- [GIVEN INSTRUCTION]:
In the material below, count the lines with the word "JSON" and state that number only.

+++ DATA

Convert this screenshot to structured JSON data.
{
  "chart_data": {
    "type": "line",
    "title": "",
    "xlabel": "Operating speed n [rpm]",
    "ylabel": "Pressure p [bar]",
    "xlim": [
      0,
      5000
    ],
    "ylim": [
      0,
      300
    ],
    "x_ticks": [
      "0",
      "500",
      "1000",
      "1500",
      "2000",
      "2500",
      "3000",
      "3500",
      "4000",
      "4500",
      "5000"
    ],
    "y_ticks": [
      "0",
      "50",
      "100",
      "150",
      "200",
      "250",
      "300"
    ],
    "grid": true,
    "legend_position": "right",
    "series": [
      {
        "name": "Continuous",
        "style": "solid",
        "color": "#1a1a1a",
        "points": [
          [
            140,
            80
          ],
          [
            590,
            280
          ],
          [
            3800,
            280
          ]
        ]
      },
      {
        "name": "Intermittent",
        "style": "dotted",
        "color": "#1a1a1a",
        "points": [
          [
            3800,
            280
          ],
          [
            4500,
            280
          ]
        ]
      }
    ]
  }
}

++++++
+++ DATA

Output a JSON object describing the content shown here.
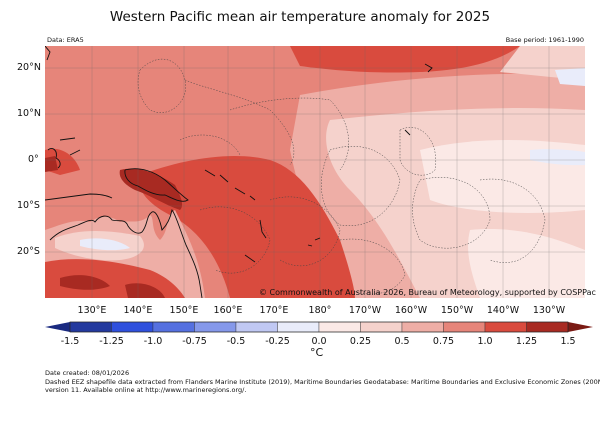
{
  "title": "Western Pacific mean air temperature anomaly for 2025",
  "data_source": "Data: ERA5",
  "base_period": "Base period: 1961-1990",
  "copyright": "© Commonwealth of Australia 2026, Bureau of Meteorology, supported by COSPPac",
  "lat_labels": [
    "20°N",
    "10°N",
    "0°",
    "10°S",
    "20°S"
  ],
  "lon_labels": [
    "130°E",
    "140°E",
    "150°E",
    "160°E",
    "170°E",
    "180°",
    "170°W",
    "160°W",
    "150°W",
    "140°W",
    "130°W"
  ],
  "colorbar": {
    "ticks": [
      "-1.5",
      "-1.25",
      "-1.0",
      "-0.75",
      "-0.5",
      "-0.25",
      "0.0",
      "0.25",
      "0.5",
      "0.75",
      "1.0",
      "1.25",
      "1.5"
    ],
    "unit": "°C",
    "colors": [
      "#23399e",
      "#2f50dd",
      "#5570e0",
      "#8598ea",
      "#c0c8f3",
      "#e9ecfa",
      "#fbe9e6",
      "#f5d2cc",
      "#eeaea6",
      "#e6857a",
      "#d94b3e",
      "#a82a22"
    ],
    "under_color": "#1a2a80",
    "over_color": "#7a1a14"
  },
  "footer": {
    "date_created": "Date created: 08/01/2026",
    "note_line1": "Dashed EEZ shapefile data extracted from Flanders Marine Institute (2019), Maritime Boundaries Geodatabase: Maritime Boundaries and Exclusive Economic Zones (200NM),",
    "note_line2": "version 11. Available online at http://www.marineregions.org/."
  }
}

++++++

- [CORRECT RESULT]:
2